### [ITEMS]
* Begin *
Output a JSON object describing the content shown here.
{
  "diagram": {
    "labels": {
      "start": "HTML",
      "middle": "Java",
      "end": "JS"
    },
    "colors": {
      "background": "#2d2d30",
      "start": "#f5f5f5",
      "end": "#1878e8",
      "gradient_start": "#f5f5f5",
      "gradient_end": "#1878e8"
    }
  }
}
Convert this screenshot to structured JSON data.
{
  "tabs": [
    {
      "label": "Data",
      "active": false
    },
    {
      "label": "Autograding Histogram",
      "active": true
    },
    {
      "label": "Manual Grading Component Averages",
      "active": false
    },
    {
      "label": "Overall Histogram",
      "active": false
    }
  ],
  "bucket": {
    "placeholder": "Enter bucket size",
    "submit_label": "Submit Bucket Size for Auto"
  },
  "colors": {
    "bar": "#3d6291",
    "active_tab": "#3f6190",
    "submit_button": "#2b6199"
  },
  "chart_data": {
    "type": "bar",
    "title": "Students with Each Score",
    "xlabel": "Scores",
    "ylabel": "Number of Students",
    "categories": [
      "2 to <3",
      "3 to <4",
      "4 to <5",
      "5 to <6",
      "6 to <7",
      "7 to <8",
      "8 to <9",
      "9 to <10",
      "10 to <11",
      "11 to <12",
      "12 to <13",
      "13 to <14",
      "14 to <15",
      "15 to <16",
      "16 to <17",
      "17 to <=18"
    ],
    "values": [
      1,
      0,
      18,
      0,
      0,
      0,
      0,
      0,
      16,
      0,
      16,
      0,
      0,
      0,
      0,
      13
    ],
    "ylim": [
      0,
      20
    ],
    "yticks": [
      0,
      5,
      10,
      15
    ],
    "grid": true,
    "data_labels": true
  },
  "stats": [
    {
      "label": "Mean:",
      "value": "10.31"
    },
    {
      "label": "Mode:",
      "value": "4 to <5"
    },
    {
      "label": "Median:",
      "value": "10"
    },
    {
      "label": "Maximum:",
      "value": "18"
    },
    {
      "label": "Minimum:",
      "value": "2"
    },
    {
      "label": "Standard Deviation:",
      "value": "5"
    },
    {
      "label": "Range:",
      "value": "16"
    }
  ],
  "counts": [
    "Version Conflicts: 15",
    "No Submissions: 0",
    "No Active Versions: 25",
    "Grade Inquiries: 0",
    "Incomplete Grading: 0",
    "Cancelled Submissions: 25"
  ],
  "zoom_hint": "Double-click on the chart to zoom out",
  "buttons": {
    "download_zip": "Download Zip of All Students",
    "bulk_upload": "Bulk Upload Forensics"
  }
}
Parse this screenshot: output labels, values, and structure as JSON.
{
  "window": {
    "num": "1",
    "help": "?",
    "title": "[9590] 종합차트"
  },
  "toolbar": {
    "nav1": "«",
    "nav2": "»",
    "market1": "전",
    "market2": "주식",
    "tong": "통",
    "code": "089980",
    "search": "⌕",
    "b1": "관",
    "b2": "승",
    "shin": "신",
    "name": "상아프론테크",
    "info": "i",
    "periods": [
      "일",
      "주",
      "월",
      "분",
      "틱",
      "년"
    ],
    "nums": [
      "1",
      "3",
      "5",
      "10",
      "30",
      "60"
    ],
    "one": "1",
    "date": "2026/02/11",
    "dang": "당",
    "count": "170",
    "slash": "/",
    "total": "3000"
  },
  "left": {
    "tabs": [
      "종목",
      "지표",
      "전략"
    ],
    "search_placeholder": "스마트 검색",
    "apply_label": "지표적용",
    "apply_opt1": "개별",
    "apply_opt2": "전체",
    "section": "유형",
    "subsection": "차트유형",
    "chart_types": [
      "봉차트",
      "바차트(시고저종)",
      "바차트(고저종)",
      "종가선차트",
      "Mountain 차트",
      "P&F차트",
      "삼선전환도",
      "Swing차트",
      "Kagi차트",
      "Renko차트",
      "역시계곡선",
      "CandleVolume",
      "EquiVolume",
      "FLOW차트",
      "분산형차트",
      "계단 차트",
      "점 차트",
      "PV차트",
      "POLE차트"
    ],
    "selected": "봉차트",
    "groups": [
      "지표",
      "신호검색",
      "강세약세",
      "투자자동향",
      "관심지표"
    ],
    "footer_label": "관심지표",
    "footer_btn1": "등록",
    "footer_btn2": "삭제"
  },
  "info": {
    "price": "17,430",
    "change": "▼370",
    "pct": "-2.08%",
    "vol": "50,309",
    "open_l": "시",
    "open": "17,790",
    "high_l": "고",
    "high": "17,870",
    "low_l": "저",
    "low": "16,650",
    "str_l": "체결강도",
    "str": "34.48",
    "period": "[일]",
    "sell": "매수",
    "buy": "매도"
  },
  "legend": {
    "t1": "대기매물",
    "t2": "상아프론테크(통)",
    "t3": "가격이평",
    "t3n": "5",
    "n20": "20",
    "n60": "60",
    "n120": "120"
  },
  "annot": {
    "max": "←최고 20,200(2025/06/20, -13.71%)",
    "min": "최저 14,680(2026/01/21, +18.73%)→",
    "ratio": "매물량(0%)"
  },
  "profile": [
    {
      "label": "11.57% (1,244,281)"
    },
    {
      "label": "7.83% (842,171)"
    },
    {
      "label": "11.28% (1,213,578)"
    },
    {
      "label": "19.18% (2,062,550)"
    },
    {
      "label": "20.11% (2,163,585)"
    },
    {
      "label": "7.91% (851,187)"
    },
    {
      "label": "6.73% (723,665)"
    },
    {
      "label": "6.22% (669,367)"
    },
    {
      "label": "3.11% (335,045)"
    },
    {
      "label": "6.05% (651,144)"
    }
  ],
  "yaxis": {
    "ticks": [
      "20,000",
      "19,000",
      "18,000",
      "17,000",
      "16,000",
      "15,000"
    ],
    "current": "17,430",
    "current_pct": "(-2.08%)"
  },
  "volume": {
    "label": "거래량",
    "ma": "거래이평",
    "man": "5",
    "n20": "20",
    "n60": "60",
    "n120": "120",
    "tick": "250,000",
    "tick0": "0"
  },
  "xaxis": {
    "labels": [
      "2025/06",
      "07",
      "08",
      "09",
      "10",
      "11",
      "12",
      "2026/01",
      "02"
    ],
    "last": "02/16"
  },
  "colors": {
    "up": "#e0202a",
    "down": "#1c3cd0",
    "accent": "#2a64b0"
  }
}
* End *
### [PROBLEM REQUIREMENTS]
Tally up the lines with the word "title" in them, and answer with that number by itself.

### [FINAL RESULT]
2